» **Short exercise**:
Every entry below must be repeated exactly; skip the pictures.

Stored items
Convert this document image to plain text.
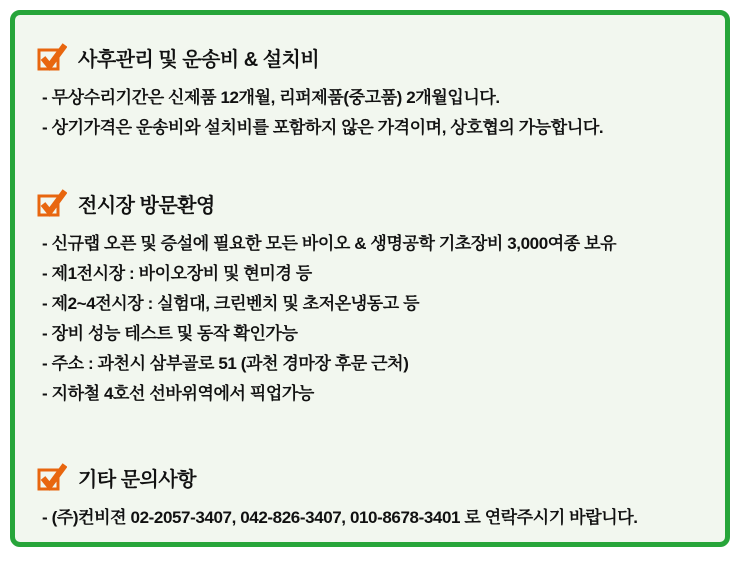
사후관리 및 운송비 & 설치비
- 무상수리기간은 신제품 12개월, 리퍼제품(중고품) 2개월입니다.
- 상기가격은 운송비와 설치비를 포함하지 않은 가격이며, 상호협의 가능합니다.
전시장 방문환영
- 신규랩 오픈 및 증설에 필요한 모든 바이오 & 생명공학 기초장비 3,000여종 보유
- 제1전시장 : 바이오장비 및 현미경 등
- 제2~4전시장 : 실험대, 크린벤치 및 초저온냉동고 등
- 장비 성능 테스트 및 동작 확인가능
- 주소 : 과천시 삼부골로 51 (과천 경마장 후문 근처)
- 지하철 4호선 선바위역에서 픽업가능
기타 문의사항
- (주)컨비젼 02-2057-3407, 042-826-3407, 010-8678-3401 로 연락주시기 바랍니다.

» **Exercise solution**:
Convert this document image to plain text.
사후관리 및 운송비 & 설치비
- 무상수리기간은 신제품 12개월, 리퍼제품(중고품) 2개월입니다.
- 상기가격은 운송비와 설치비를 포함하지 않은 가격이며, 상호협의 가능합니다.
전시장 방문환영
- 신규랩 오픈 및 증설에 필요한 모든 바이오 & 생명공학 기초장비 3,000여종 보유
- 제1전시장 : 바이오장비 및 현미경 등
- 제2~4전시장 : 실험대, 크린벤치 및 초저온냉동고 등
- 장비 성능 테스트 및 동작 확인가능
- 주소 : 과천시 삼부골로 51 (과천 경마장 후문 근처)
- 지하철 4호선 선바위역에서 픽업가능
기타 문의사항
- (주)컨비젼 02-2057-3407, 042-826-3407, 010-8678-3401 로 연락주시기 바랍니다.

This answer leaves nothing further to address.